**GIVEN INSTRUCTION**
Pull out every line in the data that has the string "Size" in it.
___ DATASET
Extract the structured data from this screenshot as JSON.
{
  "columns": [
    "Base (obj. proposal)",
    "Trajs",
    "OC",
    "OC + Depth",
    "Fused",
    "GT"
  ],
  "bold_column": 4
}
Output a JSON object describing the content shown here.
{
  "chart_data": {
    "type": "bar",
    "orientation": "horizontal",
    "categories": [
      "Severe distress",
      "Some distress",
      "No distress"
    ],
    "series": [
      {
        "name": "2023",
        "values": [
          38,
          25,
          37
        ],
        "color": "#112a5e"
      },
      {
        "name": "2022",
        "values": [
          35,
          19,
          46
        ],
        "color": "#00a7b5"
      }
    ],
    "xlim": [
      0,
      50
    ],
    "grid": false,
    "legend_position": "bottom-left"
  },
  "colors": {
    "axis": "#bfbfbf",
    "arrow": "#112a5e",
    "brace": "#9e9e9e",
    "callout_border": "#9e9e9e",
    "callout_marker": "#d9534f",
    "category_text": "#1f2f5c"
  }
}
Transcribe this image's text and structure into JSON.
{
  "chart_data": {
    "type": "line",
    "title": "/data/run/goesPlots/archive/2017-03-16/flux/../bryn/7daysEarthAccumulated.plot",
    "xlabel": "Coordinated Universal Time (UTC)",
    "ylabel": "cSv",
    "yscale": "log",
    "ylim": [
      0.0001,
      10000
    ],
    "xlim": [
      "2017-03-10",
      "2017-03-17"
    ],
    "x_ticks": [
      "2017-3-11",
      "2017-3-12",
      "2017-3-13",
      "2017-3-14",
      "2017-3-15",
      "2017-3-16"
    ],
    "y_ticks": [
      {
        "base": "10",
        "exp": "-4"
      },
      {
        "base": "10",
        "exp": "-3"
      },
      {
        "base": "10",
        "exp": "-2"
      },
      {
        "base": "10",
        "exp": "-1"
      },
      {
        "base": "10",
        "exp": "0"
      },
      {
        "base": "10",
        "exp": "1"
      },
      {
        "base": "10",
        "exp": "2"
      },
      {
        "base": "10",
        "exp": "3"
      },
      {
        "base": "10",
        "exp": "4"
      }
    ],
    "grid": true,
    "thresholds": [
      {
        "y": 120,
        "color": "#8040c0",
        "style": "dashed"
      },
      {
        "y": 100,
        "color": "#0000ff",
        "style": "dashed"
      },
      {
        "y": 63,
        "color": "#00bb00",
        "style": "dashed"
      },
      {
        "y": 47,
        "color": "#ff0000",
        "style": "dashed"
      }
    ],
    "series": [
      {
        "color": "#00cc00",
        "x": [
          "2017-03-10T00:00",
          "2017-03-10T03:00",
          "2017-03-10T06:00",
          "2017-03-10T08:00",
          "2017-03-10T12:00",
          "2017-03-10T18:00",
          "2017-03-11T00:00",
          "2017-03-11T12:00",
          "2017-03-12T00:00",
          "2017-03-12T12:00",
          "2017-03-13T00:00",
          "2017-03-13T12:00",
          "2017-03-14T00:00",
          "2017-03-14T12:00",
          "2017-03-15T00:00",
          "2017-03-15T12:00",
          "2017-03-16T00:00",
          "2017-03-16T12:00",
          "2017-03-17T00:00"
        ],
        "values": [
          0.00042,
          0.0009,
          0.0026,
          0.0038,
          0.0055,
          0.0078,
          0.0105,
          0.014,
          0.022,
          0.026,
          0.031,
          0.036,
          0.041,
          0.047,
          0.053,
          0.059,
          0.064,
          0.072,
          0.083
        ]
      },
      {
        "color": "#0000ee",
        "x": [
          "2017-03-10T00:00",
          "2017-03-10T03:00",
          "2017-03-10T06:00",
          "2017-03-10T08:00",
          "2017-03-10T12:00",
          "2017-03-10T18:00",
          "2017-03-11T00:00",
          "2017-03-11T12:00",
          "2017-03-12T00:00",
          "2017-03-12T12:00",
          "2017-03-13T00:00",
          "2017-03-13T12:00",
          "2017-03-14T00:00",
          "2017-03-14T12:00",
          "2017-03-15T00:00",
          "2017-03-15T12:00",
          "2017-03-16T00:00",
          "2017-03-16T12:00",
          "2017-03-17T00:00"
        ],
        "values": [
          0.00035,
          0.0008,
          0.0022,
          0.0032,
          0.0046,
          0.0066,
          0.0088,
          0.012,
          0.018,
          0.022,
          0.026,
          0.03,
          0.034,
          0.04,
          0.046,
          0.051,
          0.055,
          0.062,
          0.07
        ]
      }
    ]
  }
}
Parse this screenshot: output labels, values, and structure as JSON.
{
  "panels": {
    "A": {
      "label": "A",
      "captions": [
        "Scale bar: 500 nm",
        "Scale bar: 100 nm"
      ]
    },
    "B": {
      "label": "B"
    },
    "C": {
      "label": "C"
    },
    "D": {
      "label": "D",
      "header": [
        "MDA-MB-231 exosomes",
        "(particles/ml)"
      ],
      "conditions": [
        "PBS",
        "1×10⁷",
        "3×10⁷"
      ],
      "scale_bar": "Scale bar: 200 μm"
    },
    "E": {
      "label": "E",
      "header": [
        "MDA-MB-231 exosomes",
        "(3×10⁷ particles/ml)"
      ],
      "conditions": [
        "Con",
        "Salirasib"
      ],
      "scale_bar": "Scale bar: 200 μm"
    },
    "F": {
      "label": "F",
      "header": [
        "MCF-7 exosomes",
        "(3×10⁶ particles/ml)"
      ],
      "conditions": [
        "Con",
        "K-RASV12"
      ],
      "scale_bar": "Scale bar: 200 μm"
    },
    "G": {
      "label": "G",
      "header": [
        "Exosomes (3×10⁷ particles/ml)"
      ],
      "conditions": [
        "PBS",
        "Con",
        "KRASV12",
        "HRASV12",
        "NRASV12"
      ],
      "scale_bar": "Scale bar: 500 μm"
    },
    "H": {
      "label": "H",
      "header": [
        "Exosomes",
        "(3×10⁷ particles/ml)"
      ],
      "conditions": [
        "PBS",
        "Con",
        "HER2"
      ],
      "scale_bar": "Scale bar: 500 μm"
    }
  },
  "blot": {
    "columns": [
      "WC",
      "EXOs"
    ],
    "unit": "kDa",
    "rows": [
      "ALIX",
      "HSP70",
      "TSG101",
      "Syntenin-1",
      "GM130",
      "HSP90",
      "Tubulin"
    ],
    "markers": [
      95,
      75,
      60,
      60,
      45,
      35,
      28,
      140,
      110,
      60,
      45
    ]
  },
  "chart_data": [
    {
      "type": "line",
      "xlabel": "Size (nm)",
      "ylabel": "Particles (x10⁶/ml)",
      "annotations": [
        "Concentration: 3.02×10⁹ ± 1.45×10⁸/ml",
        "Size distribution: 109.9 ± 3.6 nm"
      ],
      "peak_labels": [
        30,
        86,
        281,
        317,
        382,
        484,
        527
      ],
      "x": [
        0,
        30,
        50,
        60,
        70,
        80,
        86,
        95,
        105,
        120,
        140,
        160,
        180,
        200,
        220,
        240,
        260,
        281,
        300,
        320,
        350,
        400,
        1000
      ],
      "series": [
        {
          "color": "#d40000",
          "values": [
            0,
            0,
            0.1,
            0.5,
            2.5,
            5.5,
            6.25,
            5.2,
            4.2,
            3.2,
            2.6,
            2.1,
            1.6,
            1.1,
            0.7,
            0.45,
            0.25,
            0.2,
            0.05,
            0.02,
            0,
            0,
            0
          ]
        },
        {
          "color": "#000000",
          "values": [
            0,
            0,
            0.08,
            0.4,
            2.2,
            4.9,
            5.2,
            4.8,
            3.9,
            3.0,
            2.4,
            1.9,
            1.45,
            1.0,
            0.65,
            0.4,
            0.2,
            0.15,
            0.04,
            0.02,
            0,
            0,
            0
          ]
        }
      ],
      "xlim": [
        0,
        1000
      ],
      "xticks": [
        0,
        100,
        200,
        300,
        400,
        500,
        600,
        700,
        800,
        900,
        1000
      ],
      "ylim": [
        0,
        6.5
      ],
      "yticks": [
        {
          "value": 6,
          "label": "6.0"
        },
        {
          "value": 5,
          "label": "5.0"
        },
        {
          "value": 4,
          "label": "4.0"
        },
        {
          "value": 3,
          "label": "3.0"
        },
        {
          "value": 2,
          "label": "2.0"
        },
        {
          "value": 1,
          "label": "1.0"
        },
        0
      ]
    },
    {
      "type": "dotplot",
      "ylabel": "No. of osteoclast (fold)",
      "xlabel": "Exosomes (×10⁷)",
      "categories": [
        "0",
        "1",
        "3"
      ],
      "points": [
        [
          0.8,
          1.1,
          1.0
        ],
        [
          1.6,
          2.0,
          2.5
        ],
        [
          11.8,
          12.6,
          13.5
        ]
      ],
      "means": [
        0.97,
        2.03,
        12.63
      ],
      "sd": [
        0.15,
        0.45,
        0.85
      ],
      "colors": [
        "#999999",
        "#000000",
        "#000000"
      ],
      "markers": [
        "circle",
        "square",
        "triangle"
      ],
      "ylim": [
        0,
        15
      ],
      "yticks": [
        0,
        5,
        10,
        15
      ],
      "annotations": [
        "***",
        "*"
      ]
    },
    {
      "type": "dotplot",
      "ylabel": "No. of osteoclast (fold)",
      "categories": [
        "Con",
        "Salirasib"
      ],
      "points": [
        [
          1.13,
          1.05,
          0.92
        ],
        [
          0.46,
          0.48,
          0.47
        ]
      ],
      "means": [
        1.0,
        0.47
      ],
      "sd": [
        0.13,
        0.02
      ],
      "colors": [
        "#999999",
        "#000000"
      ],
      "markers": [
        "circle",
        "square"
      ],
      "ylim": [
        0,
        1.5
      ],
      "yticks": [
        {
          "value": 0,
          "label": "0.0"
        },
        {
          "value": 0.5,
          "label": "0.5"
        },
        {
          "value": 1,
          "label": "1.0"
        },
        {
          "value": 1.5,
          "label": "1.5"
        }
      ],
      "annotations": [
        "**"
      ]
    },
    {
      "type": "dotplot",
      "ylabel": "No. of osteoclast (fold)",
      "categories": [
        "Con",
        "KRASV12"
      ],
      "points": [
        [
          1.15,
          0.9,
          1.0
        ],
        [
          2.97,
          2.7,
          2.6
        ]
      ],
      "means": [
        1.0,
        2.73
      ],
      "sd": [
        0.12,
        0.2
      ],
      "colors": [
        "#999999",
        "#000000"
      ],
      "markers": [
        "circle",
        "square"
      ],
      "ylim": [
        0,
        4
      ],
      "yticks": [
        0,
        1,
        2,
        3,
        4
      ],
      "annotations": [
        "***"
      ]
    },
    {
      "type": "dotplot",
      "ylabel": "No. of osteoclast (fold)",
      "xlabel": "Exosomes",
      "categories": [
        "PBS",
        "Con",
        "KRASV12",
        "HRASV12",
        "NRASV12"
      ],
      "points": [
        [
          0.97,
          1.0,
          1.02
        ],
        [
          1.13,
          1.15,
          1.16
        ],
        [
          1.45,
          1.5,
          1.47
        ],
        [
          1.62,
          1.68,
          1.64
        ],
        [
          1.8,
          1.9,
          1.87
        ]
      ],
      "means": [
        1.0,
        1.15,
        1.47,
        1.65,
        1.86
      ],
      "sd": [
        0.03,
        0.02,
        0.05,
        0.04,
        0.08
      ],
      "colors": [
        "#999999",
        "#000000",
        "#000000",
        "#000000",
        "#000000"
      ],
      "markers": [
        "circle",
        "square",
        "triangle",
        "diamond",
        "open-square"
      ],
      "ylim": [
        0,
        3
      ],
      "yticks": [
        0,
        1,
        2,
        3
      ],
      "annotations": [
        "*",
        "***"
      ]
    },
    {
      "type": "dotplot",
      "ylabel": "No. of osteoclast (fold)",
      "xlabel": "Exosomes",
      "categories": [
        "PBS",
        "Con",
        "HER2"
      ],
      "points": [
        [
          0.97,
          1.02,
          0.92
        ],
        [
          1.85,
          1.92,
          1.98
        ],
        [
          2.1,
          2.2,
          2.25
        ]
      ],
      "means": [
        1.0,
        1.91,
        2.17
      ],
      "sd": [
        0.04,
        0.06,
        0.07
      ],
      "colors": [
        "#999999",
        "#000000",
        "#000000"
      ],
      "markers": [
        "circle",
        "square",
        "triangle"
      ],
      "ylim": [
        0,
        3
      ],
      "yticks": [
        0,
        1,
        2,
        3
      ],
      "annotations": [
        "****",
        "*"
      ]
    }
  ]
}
______
**RESPONSE TO THE EXERCISE**
      "xlabel": "Size (nm)",
        "Size distribution: 109.9 ± 3.6 nm"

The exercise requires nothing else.